* [Goal]
Skip the pictures. Copy all the rest of the records down exactly.

# Material provided start

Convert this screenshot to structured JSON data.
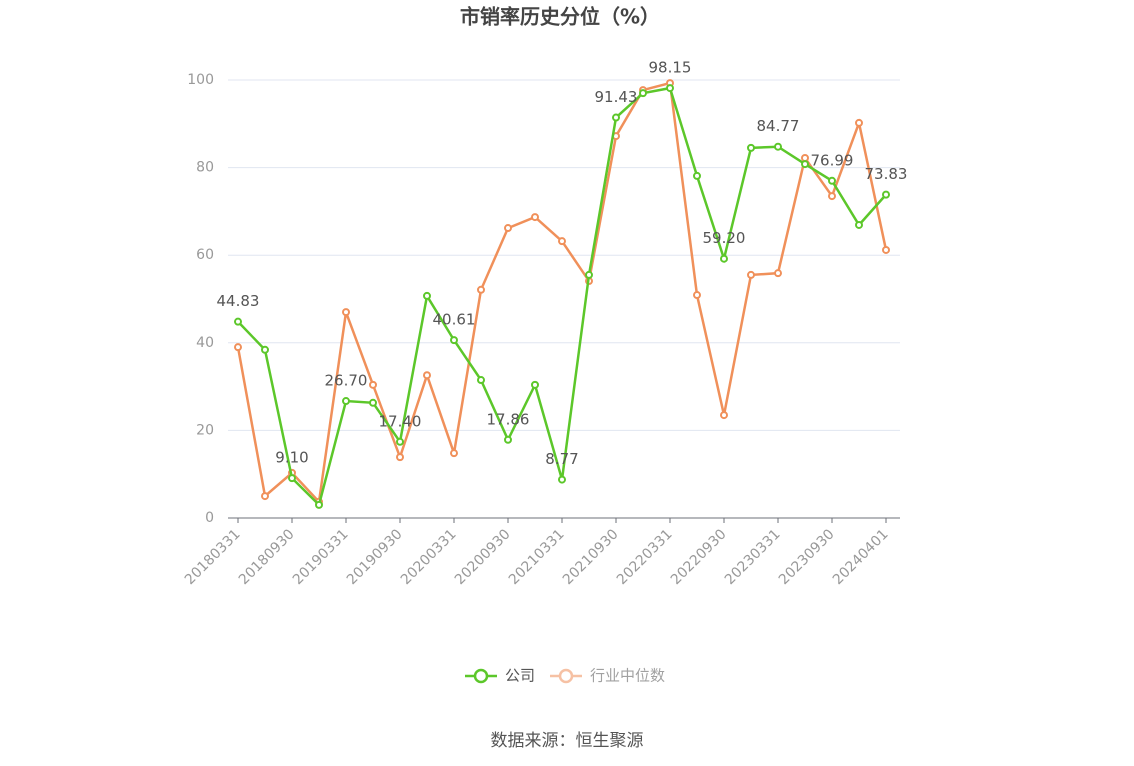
{
  "chart_data": {
    "type": "line",
    "title": "市销率历史分位（%）",
    "source": "数据来源：恒生聚源",
    "categories": [
      "20180331",
      null,
      "20180930",
      null,
      "20190331",
      null,
      "20190930",
      null,
      "20200331",
      null,
      "20200930",
      null,
      "20210331",
      null,
      "20210930",
      null,
      "20220331",
      null,
      "20220930",
      null,
      "20230331",
      null,
      "20230930",
      null,
      "20240401"
    ],
    "series": [
      {
        "name": "公司",
        "color": "#5cc72a",
        "values": [
          44.83,
          38.4,
          9.1,
          3.0,
          26.7,
          26.3,
          17.4,
          50.7,
          40.61,
          31.5,
          17.86,
          30.4,
          8.77,
          55.5,
          91.43,
          97.0,
          98.15,
          78.1,
          59.2,
          84.5,
          84.77,
          80.8,
          76.99,
          66.9,
          73.83
        ],
        "value_labels": [
          "44.83",
          null,
          "9.10",
          null,
          "26.70",
          null,
          "17.40",
          null,
          "40.61",
          null,
          "17.86",
          null,
          "8.77",
          null,
          "91.43",
          null,
          "98.15",
          null,
          "59.20",
          null,
          "84.77",
          null,
          "76.99",
          null,
          "73.83"
        ]
      },
      {
        "name": "行业中位数",
        "color": "#f0905a",
        "values": [
          39.0,
          5.0,
          10.3,
          3.7,
          47.0,
          30.4,
          13.9,
          32.6,
          14.8,
          52.1,
          66.2,
          68.7,
          63.2,
          54.1,
          87.2,
          97.7,
          99.3,
          50.9,
          23.5,
          55.5,
          55.9,
          82.2,
          73.5,
          90.2,
          61.2
        ]
      }
    ],
    "ylim": [
      0,
      100
    ],
    "yticks": [
      0,
      20,
      40,
      60,
      80,
      100
    ],
    "grid": true,
    "legend": "bottom"
  }
}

# Material provided end

* [Solution to this task]
Convert this screenshot to structured JSON data.
{
  "chart_data": {
    "type": "line",
    "title": "市销率历史分位（%）",
    "source": "数据来源：恒生聚源",
    "categories": [
      "20180331",
      null,
      "20180930",
      null,
      "20190331",
      null,
      "20190930",
      null,
      "20200331",
      null,
      "20200930",
      null,
      "20210331",
      null,
      "20210930",
      null,
      "20220331",
      null,
      "20220930",
      null,
      "20230331",
      null,
      "20230930",
      null,
      "20240401"
    ],
    "series": [
      {
        "name": "公司",
        "color": "#5cc72a",
        "values": [
          44.83,
          38.4,
          9.1,
          3.0,
          26.7,
          26.3,
          17.4,
          50.7,
          40.61,
          31.5,
          17.86,
          30.4,
          8.77,
          55.5,
          91.43,
          97.0,
          98.15,
          78.1,
          59.2,
          84.5,
          84.77,
          80.8,
          76.99,
          66.9,
          73.83
        ],
        "value_labels": [
          "44.83",
          null,
          "9.10",
          null,
          "26.70",
          null,
          "17.40",
          null,
          "40.61",
          null,
          "17.86",
          null,
          "8.77",
          null,
          "91.43",
          null,
          "98.15",
          null,
          "59.20",
          null,
          "84.77",
          null,
          "76.99",
          null,
          "73.83"
        ]
      },
      {
        "name": "行业中位数",
        "color": "#f0905a",
        "values": [
          39.0,
          5.0,
          10.3,
          3.7,
          47.0,
          30.4,
          13.9,
          32.6,
          14.8,
          52.1,
          66.2,
          68.7,
          63.2,
          54.1,
          87.2,
          97.7,
          99.3,
          50.9,
          23.5,
          55.5,
          55.9,
          82.2,
          73.5,
          90.2,
          61.2
        ]
      }
    ],
    "ylim": [
      0,
      100
    ],
    "yticks": [
      0,
      20,
      40,
      60,
      80,
      100
    ],
    "grid": true,
    "legend": "bottom"
  }
}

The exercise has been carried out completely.